[start]

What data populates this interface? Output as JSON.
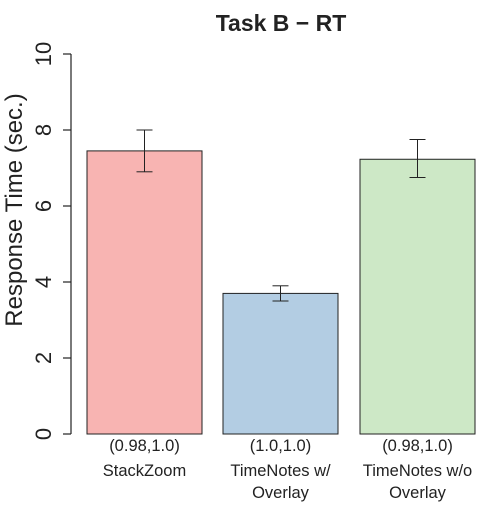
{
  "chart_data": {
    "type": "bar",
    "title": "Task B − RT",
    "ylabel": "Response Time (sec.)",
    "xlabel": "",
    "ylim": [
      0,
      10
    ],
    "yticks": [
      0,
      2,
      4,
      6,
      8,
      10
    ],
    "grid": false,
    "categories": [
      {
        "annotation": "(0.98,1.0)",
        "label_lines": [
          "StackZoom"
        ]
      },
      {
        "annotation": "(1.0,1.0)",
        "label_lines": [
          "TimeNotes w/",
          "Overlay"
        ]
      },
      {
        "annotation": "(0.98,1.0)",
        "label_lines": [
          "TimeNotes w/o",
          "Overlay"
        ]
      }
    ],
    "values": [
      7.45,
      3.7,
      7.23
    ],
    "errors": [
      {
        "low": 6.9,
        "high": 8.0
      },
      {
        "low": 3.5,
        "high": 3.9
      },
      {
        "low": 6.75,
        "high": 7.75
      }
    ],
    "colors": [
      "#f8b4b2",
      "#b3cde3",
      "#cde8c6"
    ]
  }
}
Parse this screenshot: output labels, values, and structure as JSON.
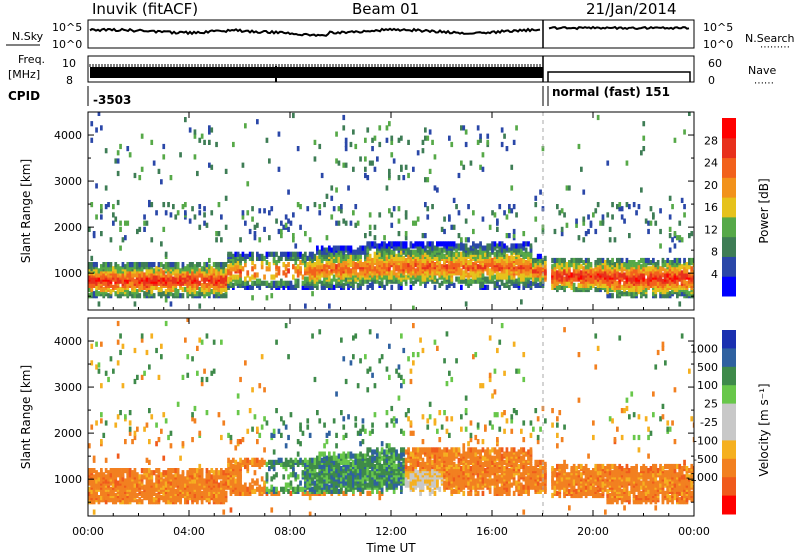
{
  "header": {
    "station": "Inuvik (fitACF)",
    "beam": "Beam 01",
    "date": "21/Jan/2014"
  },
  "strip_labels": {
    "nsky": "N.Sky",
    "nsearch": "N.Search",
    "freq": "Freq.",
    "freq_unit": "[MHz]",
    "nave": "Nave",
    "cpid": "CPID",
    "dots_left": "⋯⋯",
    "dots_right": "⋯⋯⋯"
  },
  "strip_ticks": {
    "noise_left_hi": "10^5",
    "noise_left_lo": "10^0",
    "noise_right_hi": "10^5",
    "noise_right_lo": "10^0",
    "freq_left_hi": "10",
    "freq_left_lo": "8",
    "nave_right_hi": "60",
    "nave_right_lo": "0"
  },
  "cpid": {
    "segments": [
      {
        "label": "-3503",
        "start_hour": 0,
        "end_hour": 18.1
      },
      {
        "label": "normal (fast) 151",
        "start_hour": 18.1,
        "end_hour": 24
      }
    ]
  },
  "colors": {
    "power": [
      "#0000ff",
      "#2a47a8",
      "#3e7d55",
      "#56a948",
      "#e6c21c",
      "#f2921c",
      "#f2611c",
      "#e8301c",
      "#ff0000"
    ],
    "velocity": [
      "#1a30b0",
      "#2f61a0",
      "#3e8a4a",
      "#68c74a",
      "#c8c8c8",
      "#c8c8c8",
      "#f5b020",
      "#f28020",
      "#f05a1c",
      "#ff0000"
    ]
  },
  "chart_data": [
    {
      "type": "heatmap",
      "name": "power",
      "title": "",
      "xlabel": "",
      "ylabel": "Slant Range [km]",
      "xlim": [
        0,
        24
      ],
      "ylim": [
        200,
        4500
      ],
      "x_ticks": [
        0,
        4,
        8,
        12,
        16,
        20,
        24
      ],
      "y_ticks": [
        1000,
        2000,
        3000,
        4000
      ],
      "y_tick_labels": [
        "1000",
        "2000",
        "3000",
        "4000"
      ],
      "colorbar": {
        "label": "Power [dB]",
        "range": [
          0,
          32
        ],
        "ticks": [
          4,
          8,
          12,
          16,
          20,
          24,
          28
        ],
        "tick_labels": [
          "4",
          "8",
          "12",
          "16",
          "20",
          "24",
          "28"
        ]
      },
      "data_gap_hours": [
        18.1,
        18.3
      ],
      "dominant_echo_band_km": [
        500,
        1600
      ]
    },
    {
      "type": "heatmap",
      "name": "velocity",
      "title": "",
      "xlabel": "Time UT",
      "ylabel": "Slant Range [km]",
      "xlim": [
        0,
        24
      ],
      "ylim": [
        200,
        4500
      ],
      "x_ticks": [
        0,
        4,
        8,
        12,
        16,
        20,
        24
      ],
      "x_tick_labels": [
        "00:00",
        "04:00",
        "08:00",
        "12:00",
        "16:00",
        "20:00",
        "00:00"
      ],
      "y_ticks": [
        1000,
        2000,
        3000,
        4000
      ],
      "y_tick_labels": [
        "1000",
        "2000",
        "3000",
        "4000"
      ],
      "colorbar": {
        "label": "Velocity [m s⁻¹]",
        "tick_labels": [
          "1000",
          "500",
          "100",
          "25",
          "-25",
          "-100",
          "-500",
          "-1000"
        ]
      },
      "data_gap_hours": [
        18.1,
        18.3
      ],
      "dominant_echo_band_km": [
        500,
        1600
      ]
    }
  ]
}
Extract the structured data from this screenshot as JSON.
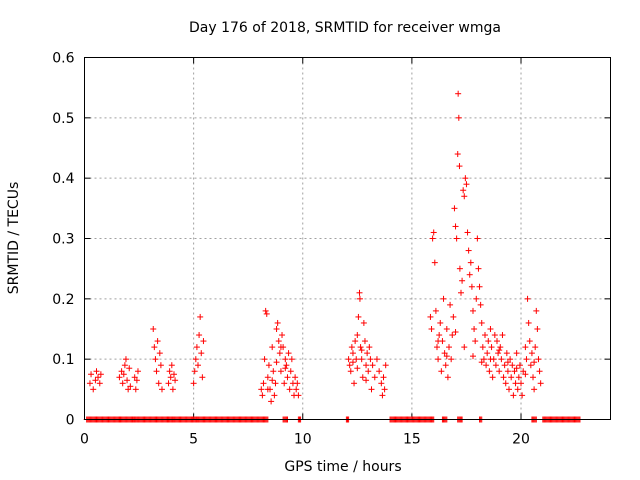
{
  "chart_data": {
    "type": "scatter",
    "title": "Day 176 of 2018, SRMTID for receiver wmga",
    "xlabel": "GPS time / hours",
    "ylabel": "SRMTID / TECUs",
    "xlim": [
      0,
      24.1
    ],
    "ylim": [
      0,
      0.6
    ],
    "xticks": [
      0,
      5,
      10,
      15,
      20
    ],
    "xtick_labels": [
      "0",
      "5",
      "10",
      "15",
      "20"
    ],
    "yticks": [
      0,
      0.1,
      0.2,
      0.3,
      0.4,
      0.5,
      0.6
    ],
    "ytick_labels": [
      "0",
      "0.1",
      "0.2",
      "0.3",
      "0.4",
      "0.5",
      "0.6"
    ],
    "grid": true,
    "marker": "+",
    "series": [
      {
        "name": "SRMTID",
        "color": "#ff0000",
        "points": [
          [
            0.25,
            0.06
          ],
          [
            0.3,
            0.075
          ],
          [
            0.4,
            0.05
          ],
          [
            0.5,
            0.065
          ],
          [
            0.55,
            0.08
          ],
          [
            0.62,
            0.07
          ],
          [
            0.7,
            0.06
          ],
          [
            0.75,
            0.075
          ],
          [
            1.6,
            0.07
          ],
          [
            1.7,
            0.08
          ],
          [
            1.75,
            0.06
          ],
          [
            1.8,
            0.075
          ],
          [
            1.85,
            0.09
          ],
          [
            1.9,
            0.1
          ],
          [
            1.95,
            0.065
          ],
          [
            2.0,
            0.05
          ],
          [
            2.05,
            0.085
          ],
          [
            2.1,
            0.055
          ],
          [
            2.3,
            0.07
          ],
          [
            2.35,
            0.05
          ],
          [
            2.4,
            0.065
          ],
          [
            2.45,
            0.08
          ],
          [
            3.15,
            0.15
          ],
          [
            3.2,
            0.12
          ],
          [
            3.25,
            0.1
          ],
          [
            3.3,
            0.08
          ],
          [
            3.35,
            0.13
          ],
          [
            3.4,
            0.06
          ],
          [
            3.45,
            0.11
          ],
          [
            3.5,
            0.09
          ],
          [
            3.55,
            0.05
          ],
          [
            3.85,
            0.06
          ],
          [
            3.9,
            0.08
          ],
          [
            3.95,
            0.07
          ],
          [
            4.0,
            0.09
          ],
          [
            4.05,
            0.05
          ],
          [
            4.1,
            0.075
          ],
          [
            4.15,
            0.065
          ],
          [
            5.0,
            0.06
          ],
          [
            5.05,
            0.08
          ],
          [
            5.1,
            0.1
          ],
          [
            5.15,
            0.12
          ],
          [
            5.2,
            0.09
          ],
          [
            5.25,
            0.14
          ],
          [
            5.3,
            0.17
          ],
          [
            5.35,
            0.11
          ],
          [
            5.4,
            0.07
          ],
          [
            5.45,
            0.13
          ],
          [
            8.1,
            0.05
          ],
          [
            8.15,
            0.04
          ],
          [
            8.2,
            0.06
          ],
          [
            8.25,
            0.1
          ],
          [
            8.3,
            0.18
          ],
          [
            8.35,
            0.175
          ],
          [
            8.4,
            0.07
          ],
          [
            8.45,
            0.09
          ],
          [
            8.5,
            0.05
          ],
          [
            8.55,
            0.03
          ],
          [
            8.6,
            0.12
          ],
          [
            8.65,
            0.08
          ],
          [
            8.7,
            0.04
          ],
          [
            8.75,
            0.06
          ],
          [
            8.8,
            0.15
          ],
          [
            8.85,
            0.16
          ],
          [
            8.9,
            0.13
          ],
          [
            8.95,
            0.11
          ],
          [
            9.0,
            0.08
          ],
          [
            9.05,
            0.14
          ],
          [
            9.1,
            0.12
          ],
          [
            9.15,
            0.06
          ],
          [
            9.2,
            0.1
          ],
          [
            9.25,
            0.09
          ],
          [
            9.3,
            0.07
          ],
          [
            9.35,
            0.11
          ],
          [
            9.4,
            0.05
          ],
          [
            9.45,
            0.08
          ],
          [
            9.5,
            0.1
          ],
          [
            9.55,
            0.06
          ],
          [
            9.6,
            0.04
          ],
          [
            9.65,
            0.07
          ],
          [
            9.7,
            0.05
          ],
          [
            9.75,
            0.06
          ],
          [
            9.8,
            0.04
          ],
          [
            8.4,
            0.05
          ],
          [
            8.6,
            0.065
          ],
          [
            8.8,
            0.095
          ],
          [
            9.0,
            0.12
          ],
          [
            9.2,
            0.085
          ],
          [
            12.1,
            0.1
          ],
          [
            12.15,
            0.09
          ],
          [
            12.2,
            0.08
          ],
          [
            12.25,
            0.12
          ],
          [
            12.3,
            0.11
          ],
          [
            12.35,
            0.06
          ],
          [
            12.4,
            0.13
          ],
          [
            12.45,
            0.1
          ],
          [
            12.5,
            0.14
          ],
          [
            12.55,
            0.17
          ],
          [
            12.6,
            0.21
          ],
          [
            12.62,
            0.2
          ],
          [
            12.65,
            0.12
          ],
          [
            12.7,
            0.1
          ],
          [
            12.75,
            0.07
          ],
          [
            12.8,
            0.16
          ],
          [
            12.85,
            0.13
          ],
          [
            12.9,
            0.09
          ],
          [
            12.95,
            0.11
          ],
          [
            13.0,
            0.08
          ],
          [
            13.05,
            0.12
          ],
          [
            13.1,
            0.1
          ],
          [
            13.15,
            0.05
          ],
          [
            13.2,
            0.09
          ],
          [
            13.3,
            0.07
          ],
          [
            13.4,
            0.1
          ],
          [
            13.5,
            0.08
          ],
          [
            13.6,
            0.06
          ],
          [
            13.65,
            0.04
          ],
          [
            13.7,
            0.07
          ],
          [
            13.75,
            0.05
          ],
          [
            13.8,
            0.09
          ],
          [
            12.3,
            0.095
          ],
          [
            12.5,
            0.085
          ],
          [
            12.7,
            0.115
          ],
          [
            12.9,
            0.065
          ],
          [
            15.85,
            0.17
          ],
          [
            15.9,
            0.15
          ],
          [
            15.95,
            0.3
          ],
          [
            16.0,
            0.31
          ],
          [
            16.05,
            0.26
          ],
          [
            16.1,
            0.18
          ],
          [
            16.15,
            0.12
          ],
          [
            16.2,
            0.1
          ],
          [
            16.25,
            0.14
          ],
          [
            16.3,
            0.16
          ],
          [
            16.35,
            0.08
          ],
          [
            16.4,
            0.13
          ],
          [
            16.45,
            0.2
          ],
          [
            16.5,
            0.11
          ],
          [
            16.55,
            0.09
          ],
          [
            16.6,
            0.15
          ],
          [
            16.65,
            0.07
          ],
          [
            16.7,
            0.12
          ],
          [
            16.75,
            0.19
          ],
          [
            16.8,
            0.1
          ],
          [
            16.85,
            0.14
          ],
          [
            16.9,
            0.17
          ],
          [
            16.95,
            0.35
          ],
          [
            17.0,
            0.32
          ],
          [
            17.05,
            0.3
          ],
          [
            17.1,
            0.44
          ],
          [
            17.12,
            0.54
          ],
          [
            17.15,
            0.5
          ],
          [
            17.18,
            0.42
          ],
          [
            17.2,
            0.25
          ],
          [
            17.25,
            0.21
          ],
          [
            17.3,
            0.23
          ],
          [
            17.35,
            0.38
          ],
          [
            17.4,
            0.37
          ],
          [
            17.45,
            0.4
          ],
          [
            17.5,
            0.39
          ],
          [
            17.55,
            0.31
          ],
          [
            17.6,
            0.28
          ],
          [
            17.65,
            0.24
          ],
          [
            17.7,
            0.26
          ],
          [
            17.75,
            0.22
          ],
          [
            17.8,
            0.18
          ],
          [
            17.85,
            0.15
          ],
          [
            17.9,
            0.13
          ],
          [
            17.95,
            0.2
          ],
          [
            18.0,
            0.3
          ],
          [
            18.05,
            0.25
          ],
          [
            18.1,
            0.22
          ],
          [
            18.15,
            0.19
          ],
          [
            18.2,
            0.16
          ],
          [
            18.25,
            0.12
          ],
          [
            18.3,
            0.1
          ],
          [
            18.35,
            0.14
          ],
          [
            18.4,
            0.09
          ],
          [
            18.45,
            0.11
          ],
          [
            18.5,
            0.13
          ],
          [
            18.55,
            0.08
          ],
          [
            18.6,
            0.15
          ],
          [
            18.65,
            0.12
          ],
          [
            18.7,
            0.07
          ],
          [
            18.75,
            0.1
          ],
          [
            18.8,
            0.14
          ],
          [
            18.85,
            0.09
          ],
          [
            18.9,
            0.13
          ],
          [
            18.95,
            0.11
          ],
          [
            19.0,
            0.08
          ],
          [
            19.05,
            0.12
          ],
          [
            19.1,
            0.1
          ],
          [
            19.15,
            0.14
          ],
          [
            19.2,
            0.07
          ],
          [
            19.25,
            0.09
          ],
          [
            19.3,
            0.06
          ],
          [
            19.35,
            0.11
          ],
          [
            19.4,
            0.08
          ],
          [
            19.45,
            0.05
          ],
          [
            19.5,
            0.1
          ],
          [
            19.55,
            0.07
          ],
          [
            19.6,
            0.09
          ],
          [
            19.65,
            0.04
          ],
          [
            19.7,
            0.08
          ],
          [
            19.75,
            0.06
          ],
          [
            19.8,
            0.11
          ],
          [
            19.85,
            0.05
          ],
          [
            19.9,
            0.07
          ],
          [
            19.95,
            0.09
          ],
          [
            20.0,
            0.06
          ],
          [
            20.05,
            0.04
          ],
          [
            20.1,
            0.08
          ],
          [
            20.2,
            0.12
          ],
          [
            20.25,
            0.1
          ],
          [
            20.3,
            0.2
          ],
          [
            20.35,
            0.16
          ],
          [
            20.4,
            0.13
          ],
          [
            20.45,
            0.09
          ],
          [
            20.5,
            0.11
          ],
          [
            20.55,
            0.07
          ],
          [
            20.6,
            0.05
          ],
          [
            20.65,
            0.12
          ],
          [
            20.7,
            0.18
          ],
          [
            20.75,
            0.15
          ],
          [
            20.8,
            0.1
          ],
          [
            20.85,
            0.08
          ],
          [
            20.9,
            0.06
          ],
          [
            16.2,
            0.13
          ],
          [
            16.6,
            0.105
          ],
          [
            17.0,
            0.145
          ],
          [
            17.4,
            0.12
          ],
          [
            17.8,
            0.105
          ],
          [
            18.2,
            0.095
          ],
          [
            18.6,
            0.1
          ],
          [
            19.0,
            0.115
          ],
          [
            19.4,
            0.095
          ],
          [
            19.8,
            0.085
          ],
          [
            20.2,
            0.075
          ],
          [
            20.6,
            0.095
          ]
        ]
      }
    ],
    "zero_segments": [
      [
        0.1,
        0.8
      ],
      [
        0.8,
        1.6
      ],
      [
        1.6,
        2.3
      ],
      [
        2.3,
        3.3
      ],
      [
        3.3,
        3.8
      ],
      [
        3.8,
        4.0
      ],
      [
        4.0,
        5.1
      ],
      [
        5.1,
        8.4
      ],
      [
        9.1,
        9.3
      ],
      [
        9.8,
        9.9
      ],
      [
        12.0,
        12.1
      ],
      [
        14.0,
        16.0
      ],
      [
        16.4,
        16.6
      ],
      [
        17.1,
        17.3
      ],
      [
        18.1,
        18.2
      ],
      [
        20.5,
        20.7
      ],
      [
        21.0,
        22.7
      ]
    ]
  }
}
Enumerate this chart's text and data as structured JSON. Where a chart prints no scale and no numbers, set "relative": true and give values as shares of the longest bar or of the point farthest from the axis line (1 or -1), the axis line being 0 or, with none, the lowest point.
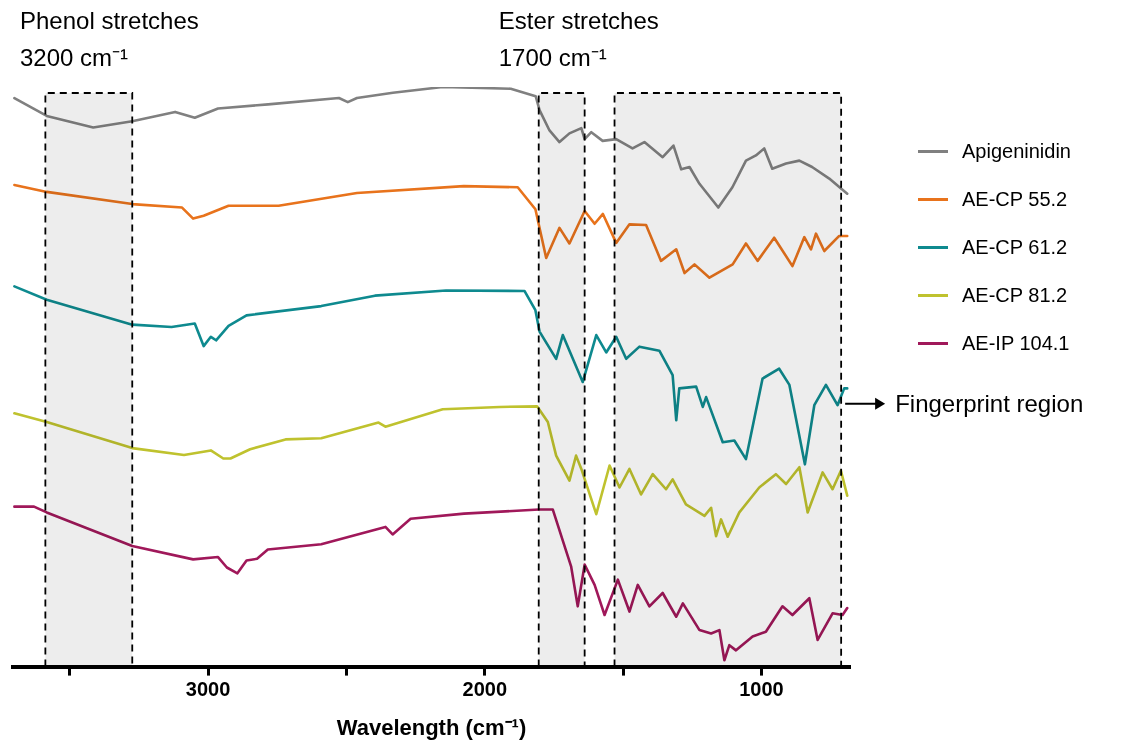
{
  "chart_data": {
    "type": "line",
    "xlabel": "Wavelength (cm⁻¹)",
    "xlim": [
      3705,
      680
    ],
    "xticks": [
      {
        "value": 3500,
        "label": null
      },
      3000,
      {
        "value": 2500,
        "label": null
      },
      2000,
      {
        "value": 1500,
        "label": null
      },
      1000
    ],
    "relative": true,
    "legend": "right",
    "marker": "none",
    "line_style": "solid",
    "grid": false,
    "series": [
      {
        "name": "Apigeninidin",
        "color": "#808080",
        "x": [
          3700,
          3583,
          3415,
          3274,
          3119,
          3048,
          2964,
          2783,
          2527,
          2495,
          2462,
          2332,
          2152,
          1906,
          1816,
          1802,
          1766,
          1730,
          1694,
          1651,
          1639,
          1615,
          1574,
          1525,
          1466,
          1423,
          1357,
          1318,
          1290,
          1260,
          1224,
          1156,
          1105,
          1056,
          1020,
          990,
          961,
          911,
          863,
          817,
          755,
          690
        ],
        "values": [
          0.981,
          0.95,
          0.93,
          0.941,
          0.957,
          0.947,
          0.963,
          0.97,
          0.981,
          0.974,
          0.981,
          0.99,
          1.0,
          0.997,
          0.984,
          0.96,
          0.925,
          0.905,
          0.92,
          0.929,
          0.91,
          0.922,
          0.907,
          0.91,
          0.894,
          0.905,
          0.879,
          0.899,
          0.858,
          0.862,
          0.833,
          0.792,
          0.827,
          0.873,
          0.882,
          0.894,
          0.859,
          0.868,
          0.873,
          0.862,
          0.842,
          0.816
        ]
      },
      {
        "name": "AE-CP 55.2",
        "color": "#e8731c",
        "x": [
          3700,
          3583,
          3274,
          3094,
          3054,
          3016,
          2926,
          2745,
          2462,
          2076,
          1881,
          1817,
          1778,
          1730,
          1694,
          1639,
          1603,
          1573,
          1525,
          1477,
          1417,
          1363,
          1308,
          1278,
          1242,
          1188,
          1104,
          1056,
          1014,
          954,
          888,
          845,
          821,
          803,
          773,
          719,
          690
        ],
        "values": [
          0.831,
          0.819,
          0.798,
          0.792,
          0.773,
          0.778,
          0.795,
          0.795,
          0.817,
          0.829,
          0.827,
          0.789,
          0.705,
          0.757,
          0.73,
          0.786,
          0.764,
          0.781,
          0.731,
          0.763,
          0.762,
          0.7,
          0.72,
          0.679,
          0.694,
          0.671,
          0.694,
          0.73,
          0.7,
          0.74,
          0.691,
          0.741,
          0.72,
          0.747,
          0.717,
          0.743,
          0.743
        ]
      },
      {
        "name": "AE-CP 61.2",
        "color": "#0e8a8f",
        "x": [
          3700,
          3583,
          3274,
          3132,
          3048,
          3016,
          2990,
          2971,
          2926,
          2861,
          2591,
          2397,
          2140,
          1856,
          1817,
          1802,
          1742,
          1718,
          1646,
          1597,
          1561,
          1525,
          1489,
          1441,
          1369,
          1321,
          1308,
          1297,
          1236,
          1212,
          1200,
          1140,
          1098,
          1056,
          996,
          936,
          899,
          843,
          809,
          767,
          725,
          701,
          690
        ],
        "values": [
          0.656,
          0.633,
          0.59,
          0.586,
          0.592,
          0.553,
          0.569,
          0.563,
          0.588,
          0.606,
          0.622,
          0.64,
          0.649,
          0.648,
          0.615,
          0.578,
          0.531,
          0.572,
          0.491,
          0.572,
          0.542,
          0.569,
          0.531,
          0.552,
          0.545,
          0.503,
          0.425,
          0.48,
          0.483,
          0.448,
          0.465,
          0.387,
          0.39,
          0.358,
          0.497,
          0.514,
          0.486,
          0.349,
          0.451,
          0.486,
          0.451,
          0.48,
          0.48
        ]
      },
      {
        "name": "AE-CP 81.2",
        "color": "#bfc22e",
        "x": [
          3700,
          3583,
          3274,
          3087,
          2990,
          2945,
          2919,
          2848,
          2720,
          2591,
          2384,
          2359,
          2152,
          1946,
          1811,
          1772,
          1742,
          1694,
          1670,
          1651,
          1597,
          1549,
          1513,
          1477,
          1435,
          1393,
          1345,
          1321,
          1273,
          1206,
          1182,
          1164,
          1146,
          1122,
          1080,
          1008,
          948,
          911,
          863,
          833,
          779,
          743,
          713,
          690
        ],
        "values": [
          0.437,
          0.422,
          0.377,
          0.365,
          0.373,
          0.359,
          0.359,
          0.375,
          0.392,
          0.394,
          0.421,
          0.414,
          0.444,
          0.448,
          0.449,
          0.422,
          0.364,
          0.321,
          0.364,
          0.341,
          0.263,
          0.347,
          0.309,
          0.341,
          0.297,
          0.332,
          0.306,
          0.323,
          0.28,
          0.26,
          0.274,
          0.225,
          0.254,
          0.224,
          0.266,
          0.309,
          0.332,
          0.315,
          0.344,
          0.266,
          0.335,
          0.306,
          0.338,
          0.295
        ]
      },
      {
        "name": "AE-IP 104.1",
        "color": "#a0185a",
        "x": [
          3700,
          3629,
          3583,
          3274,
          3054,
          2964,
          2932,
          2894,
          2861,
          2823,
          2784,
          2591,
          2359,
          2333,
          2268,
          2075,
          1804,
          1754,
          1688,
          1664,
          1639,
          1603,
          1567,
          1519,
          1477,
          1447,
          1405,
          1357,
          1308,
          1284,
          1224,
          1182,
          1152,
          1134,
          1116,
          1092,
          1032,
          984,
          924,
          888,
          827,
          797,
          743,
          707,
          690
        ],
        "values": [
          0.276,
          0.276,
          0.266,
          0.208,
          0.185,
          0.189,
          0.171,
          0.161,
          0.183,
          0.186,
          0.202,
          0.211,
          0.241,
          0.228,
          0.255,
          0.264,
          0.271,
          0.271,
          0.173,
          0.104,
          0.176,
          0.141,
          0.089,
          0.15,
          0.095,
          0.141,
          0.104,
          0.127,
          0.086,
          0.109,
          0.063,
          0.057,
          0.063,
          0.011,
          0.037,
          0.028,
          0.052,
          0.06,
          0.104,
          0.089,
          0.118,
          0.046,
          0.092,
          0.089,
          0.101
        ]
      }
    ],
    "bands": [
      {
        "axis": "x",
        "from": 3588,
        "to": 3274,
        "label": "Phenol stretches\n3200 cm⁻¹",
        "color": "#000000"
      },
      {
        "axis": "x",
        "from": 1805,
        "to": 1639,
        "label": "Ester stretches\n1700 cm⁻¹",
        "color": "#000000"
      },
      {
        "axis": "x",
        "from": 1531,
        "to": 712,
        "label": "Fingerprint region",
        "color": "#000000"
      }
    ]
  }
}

[end]

→ What is expected: Go through the data and gather every line that holds "name".

→ Output for this task:
      "name": "power",
      "name": "velocity",
        "name": "SRMTID",
        "name": "Apigeninidin",
        "name": "AE-CP 55.2",
        "name": "AE-CP 61.2",
        "name": "AE-CP 81.2",
        "name": "AE-IP 104.1",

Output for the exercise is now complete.